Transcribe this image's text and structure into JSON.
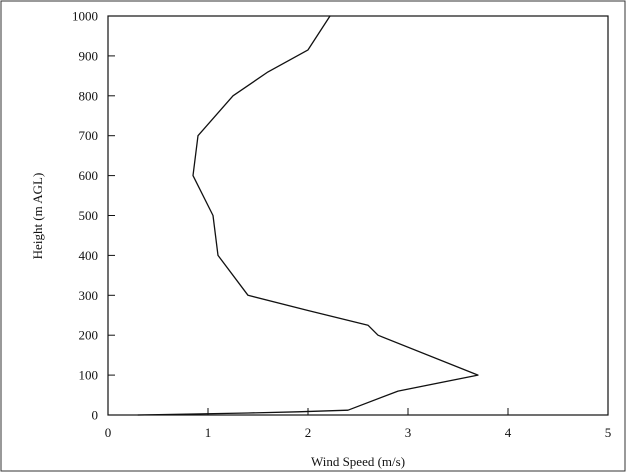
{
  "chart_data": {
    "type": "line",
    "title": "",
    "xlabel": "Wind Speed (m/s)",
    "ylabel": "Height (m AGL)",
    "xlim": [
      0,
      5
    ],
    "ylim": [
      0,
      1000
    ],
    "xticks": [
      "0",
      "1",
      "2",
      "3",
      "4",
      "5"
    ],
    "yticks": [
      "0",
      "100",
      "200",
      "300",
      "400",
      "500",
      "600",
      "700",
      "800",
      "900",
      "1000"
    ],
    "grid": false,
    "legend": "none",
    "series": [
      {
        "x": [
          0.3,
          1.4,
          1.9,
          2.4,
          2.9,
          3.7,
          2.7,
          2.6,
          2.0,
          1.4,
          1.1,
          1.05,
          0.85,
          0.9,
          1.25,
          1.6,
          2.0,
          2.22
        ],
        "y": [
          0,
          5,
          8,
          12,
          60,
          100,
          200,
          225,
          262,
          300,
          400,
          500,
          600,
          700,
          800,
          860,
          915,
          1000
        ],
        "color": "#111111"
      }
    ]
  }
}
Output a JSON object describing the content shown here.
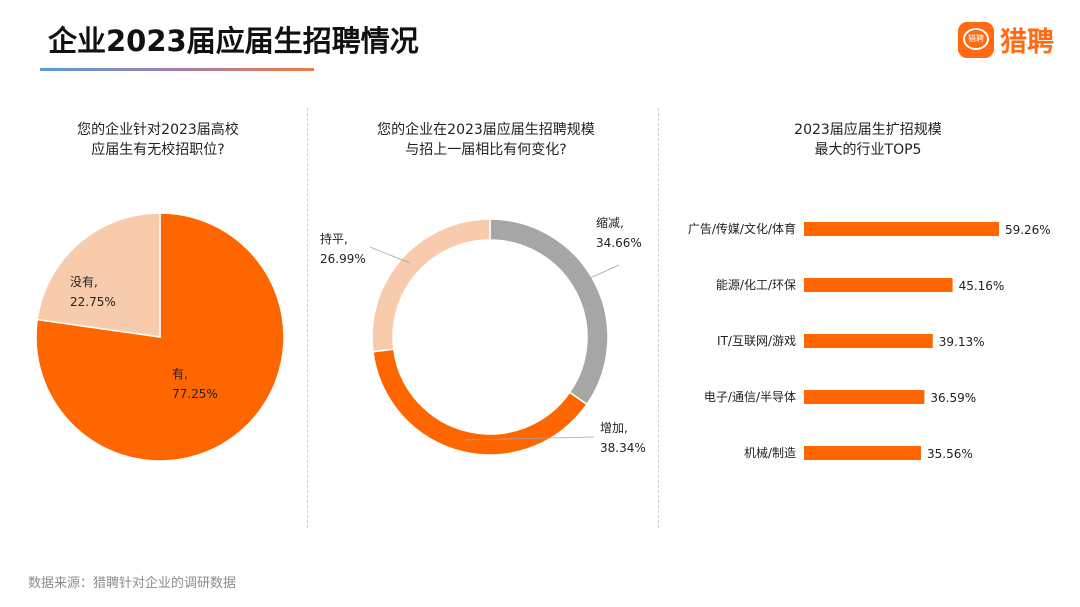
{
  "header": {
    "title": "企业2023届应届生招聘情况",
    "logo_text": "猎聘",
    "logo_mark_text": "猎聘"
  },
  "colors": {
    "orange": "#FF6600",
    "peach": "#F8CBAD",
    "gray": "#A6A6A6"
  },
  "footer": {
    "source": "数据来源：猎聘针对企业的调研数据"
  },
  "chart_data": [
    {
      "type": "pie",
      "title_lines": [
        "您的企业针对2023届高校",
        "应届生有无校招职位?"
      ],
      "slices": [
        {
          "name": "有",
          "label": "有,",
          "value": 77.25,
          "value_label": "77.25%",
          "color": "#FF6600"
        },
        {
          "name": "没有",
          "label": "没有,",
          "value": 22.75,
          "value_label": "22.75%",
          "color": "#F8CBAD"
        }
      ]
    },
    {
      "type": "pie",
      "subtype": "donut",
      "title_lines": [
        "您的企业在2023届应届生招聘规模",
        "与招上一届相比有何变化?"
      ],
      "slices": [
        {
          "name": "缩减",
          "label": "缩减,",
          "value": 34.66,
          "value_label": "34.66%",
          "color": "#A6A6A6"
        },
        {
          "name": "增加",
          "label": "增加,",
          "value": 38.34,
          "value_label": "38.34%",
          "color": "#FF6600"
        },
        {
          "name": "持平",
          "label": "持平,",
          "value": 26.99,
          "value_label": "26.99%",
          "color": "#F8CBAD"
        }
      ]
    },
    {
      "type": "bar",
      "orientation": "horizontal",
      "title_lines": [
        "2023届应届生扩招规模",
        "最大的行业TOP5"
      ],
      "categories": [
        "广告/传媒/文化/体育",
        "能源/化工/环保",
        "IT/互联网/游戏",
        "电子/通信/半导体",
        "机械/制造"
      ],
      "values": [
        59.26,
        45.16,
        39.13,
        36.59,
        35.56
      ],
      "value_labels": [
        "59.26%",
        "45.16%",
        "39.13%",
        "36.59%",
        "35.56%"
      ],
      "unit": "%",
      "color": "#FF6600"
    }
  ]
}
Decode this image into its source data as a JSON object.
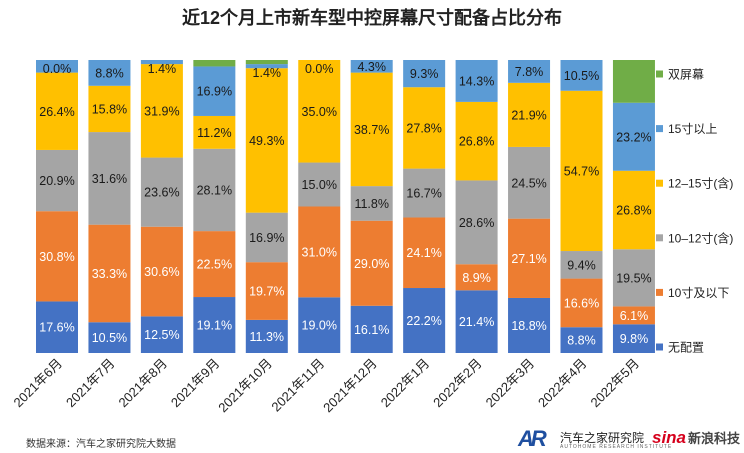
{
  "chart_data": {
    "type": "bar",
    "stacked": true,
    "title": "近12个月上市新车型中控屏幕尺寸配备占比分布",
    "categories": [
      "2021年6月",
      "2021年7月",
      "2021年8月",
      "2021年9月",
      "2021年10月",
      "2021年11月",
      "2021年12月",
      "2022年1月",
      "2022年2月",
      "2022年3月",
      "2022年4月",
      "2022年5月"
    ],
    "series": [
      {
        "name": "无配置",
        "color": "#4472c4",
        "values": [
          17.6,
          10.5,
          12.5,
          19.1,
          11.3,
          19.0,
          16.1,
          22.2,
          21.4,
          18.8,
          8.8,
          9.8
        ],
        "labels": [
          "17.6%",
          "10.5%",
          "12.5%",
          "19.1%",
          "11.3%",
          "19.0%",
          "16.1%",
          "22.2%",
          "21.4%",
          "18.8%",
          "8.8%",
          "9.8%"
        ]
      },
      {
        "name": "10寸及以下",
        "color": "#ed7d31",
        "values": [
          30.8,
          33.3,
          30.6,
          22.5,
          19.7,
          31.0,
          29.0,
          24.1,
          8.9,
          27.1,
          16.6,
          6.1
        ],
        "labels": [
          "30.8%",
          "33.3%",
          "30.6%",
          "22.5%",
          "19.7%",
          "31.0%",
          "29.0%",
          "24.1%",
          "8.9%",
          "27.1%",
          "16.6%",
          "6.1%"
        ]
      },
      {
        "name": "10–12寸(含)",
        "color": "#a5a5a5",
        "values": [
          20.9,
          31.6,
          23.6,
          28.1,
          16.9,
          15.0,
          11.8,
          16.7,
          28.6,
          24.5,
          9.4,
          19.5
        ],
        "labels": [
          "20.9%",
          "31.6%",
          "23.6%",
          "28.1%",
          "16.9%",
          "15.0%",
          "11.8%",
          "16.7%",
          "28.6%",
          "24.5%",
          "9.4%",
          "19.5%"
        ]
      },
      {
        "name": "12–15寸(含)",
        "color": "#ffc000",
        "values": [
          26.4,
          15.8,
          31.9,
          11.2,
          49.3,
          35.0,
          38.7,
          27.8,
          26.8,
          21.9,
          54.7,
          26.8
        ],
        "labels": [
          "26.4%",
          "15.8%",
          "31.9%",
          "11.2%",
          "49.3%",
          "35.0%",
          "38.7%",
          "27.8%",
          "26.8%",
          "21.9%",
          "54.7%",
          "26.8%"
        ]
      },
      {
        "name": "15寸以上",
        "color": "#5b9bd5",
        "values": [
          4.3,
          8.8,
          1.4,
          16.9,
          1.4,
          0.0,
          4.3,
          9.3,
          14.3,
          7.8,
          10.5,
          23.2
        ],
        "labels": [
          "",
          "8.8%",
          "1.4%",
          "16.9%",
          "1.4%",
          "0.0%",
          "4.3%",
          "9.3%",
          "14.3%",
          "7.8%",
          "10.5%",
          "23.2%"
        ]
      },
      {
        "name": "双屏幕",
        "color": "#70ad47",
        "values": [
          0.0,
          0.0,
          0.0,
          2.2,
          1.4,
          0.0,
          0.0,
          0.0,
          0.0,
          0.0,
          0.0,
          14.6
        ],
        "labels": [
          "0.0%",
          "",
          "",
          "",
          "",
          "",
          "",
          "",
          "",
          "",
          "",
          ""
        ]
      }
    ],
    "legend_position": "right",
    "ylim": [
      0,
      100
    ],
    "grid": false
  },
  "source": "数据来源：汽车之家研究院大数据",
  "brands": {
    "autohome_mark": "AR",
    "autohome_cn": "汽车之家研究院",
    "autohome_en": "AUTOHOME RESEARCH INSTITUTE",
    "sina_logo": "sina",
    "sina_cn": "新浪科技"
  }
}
+---+
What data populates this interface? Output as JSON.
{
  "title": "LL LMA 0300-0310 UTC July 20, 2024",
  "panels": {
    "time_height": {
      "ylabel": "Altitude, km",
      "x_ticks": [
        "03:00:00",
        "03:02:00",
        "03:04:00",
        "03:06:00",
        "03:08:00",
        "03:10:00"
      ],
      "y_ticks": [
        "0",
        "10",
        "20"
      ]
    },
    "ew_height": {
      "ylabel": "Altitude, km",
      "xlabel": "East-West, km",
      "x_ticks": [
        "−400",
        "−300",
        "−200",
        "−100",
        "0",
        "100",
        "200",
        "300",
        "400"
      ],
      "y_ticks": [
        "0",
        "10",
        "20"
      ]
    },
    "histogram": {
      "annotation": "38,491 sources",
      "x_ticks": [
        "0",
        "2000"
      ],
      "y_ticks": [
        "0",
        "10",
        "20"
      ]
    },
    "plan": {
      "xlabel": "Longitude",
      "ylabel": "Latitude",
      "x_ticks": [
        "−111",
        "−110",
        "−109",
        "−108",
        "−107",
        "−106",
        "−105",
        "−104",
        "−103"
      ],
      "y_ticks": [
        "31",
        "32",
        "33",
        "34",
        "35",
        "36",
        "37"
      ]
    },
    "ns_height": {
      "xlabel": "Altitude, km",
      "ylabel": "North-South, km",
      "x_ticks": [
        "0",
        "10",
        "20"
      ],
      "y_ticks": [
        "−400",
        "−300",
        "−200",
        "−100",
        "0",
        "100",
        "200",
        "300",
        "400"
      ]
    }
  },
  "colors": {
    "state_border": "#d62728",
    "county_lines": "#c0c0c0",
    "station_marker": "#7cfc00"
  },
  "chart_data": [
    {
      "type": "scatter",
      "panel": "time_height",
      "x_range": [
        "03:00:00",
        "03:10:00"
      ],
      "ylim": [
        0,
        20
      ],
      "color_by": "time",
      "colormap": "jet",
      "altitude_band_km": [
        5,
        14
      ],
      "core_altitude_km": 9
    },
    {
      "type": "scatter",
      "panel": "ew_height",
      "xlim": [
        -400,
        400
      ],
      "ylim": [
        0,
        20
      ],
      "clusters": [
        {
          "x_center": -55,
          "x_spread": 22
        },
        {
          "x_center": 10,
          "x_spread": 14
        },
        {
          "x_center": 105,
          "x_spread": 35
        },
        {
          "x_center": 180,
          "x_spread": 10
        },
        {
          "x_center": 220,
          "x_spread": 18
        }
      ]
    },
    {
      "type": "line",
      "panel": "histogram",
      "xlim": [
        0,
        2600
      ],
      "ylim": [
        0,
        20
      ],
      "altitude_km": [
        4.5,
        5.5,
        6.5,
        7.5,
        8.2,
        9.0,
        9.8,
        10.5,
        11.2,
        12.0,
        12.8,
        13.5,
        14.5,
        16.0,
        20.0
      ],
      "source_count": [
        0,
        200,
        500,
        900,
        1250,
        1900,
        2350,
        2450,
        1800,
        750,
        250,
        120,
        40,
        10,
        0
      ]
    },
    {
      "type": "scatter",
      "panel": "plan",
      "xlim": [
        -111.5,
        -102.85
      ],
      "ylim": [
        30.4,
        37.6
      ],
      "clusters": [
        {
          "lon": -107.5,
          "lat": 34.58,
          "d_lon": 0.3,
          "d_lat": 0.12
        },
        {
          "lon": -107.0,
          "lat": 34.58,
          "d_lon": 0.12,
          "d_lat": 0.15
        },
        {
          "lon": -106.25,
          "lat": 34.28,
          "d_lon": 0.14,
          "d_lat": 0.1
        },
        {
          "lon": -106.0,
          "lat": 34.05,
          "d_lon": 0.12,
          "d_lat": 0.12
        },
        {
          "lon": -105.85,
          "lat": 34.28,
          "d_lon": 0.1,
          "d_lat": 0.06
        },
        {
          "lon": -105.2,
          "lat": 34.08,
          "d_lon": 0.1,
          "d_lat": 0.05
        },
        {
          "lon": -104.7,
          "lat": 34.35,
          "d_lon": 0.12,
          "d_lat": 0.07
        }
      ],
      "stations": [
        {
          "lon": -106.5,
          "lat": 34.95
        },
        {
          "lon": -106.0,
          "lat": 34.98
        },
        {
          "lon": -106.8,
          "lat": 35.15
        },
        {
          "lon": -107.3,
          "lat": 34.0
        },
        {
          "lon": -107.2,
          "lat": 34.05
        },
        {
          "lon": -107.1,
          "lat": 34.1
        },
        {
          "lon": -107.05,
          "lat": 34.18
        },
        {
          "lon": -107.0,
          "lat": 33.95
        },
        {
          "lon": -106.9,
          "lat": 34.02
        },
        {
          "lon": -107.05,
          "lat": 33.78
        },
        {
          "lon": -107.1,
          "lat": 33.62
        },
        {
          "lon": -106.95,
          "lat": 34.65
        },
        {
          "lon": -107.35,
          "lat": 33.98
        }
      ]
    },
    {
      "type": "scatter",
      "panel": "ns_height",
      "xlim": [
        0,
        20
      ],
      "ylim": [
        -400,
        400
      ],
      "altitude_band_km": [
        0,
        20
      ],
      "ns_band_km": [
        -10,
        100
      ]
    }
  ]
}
+---+
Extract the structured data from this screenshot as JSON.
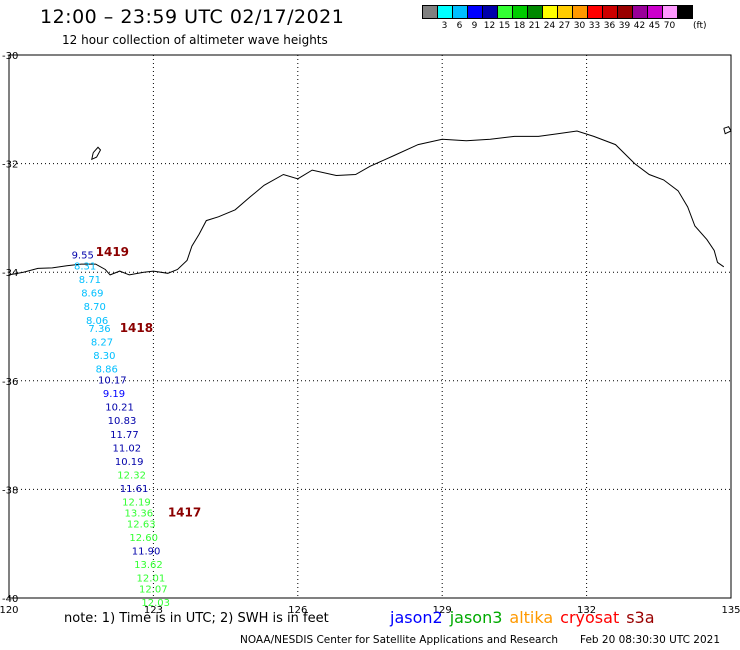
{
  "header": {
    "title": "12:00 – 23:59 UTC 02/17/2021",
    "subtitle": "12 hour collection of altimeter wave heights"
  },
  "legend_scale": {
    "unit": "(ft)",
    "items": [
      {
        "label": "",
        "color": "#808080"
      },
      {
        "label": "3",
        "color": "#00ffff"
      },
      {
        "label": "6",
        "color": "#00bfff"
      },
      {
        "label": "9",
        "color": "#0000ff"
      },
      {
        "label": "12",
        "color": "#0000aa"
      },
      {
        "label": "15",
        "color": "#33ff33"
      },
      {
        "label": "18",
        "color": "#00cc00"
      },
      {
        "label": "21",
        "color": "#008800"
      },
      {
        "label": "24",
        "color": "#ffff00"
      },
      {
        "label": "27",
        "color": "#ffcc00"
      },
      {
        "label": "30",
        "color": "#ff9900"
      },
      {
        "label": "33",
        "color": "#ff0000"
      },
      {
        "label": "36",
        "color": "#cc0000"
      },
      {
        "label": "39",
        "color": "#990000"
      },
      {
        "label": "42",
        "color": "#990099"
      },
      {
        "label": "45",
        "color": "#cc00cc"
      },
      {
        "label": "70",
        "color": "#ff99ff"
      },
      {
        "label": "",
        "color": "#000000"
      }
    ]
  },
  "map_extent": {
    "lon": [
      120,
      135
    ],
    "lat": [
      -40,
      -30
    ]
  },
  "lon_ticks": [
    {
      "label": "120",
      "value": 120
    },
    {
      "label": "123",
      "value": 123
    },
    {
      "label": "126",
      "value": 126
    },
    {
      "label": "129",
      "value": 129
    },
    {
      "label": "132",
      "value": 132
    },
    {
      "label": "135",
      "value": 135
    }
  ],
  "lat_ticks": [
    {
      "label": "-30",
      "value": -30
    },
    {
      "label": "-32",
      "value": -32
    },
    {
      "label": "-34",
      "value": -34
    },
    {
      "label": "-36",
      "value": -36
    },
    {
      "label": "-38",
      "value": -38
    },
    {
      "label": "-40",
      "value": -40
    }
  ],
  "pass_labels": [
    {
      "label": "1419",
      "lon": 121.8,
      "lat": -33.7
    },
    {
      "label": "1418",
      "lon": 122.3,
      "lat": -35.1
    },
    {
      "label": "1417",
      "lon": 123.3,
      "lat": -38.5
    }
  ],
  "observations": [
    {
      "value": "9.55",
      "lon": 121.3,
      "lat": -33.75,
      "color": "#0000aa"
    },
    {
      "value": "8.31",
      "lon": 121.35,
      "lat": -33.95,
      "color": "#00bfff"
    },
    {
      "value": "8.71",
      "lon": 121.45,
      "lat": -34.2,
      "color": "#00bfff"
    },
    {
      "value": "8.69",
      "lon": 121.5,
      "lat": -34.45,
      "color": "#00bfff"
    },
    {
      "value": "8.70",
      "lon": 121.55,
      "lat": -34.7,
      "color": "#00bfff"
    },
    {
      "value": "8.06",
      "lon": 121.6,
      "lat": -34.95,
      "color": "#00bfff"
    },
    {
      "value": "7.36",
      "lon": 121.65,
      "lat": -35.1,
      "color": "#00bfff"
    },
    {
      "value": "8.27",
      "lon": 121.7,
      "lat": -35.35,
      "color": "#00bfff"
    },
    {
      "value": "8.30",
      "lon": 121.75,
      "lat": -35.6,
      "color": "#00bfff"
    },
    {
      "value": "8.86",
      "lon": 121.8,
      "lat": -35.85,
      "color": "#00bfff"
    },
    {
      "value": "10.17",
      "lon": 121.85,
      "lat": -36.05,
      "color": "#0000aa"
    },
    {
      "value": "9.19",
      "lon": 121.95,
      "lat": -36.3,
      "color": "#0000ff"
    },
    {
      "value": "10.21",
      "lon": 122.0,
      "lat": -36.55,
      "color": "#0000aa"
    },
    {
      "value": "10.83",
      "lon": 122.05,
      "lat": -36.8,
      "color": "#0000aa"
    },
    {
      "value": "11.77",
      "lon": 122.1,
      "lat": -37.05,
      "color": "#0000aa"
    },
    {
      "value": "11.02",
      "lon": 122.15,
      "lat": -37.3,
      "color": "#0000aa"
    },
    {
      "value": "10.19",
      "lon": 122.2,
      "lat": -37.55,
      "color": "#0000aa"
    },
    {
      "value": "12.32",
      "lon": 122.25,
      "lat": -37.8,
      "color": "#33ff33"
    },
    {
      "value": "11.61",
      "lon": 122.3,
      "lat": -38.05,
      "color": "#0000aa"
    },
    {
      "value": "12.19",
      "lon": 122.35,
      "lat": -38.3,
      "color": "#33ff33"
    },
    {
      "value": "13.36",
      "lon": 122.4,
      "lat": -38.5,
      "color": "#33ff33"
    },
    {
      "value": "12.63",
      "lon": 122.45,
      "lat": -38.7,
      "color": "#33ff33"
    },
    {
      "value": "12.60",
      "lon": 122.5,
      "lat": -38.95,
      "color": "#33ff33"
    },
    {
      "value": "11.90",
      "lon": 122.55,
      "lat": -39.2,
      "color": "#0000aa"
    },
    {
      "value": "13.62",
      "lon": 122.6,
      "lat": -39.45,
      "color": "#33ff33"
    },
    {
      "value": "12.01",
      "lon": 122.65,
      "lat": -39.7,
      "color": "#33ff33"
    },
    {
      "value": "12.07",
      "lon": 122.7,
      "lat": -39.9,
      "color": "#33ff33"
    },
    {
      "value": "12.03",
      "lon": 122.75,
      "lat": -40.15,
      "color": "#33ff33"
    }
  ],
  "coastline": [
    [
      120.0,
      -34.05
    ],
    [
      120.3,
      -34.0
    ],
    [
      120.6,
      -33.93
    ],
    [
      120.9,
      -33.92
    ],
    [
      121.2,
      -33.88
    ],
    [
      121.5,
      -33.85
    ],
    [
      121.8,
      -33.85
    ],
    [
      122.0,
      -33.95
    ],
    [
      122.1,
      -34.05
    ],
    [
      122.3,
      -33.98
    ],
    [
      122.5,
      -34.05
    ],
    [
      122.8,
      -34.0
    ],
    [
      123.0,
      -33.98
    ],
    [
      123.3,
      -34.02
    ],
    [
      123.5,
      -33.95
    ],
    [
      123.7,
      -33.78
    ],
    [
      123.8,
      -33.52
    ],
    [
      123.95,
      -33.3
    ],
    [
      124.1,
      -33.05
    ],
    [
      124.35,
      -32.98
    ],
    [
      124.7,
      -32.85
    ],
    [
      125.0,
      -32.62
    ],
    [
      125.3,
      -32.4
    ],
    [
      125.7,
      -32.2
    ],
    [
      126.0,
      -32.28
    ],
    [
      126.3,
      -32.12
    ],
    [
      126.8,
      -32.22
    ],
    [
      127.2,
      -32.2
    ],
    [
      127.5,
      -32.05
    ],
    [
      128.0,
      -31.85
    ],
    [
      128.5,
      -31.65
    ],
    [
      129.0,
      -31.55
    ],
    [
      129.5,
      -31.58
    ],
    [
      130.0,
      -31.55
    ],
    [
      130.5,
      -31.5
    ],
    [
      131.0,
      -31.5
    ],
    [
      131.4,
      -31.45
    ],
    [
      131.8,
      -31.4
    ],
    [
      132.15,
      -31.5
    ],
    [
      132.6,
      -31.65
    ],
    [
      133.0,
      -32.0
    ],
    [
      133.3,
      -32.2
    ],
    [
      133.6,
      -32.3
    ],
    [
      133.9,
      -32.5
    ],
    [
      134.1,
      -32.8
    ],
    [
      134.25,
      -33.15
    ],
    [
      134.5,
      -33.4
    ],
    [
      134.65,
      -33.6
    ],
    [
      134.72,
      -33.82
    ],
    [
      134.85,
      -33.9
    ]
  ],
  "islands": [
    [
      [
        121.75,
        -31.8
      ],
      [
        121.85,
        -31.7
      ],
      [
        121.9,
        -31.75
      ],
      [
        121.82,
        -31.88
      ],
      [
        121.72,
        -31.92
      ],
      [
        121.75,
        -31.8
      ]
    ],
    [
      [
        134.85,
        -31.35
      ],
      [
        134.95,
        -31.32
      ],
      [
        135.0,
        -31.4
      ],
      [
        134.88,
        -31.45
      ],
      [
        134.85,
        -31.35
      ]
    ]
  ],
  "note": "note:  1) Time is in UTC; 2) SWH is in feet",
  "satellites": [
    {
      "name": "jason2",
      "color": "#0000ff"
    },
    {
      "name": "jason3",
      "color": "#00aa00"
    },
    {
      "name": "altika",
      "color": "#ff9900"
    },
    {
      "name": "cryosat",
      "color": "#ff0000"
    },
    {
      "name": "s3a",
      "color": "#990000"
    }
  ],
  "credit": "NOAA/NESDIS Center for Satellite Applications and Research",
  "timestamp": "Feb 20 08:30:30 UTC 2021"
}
+---+
**Task directions:**
From the entries above, copy out every line where the string "xlabel" appears.

**The output:**
    "xlabel": "Wind Speed (m/s)",
      "xlabel": "East-West, km",
      "xlabel": "Longitude",
      "xlabel": "Altitude, km",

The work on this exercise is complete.